## WHAT TO WORK ON
Print all of the data exactly.
— begin RECORDS PROVIDED —
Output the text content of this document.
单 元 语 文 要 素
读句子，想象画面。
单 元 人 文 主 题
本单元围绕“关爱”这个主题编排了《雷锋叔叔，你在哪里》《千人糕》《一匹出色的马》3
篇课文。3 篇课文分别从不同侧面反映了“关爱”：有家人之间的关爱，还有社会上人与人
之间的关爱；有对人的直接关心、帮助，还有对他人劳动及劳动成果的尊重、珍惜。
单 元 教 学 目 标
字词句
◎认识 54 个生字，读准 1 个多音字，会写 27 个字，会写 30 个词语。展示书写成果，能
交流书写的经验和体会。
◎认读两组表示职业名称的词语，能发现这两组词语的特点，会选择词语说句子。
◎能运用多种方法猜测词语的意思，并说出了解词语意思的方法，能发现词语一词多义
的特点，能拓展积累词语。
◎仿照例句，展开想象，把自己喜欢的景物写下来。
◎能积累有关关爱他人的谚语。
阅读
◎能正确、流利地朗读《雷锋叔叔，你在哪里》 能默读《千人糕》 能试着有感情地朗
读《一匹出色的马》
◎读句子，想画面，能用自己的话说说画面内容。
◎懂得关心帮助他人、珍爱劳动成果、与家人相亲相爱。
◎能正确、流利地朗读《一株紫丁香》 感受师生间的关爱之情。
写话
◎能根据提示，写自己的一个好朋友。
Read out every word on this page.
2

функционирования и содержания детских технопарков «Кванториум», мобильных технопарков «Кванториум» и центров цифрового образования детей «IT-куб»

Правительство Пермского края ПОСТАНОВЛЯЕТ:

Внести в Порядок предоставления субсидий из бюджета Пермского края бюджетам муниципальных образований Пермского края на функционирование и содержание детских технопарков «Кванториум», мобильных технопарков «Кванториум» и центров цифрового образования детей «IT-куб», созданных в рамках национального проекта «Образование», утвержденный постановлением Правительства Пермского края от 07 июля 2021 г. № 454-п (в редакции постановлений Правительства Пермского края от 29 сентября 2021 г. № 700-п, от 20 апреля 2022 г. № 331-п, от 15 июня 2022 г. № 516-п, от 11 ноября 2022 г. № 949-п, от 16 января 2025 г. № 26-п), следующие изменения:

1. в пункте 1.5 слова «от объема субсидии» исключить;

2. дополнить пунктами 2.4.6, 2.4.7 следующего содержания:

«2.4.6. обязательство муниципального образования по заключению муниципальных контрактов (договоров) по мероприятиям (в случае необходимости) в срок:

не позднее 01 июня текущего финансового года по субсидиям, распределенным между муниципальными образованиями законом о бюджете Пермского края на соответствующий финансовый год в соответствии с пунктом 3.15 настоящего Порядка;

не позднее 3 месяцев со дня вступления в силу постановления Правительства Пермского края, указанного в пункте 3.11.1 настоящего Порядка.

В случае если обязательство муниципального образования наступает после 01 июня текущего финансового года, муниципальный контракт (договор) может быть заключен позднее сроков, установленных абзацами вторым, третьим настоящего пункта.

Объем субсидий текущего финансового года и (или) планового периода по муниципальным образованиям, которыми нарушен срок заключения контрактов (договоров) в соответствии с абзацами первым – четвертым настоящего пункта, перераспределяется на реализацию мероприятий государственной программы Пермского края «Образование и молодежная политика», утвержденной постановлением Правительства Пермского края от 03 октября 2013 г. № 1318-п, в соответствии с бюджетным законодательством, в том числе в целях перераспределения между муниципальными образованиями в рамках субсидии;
— end RECORDS PROVIDED —
## COMPLETED TASK
Output the text content of this document.
单 元 语 文 要 素
读句子，想象画面。
单 元 人 文 主 题
本单元围绕“关爱”这个主题编排了《雷锋叔叔，你在哪里》《千人糕》《一匹出色的马》3
篇课文。3 篇课文分别从不同侧面反映了“关爱”：有家人之间的关爱，还有社会上人与人
之间的关爱；有对人的直接关心、帮助，还有对他人劳动及劳动成果的尊重、珍惜。
单 元 教 学 目 标
字词句
◎认识 54 个生字，读准 1 个多音字，会写 27 个字，会写 30 个词语。展示书写成果，能
交流书写的经验和体会。
◎认读两组表示职业名称的词语，能发现这两组词语的特点，会选择词语说句子。
◎能运用多种方法猜测词语的意思，并说出了解词语意思的方法，能发现词语一词多义
的特点，能拓展积累词语。
◎仿照例句，展开想象，把自己喜欢的景物写下来。
◎能积累有关关爱他人的谚语。
阅读
◎能正确、流利地朗读《雷锋叔叔，你在哪里》 能默读《千人糕》 能试着有感情地朗
读《一匹出色的马》
◎读句子，想画面，能用自己的话说说画面内容。
◎懂得关心帮助他人、珍爱劳动成果、与家人相亲相爱。
◎能正确、流利地朗读《一株紫丁香》 感受师生间的关爱之情。
写话
◎能根据提示，写自己的一个好朋友。
Read out every word on this page.
2

функционирования и содержания детских технопарков «Кванториум», мобильных технопарков «Кванториум» и центров цифрового образования детей «IT-куб»

Правительство Пермского края ПОСТАНОВЛЯЕТ:

Внести в Порядок предоставления субсидий из бюджета Пермского края бюджетам муниципальных образований Пермского края на функционирование и содержание детских технопарков «Кванториум», мобильных технопарков «Кванториум» и центров цифрового образования детей «IT-куб», созданных в рамках национального проекта «Образование», утвержденный постановлением Правительства Пермского края от 07 июля 2021 г. № 454-п (в редакции постановлений Правительства Пермского края от 29 сентября 2021 г. № 700-п, от 20 апреля 2022 г. № 331-п, от 15 июня 2022 г. № 516-п, от 11 ноября 2022 г. № 949-п, от 16 января 2025 г. № 26-п), следующие изменения:

1. в пункте 1.5 слова «от объема субсидии» исключить;

2. дополнить пунктами 2.4.6, 2.4.7 следующего содержания:

«2.4.6. обязательство муниципального образования по заключению муниципальных контрактов (договоров) по мероприятиям (в случае необходимости) в срок:

не позднее 01 июня текущего финансового года по субсидиям, распределенным между муниципальными образованиями законом о бюджете Пермского края на соответствующий финансовый год в соответствии с пунктом 3.15 настоящего Порядка;

не позднее 3 месяцев со дня вступления в силу постановления Правительства Пермского края, указанного в пункте 3.11.1 настоящего Порядка.

В случае если обязательство муниципального образования наступает после 01 июня текущего финансового года, муниципальный контракт (договор) может быть заключен позднее сроков, установленных абзацами вторым, третьим настоящего пункта.

Объем субсидий текущего финансового года и (или) планового периода по муниципальным образованиям, которыми нарушен срок заключения контрактов (договоров) в соответствии с абзацами первым – четвертым настоящего пункта, перераспределяется на реализацию мероприятий государственной программы Пермского края «Образование и молодежная политика», утвержденной постановлением Правительства Пермского края от 03 октября 2013 г. № 1318-п, в соответствии с бюджетным законодательством, в том числе в целях перераспределения между муниципальными образованиями в рамках субсидии;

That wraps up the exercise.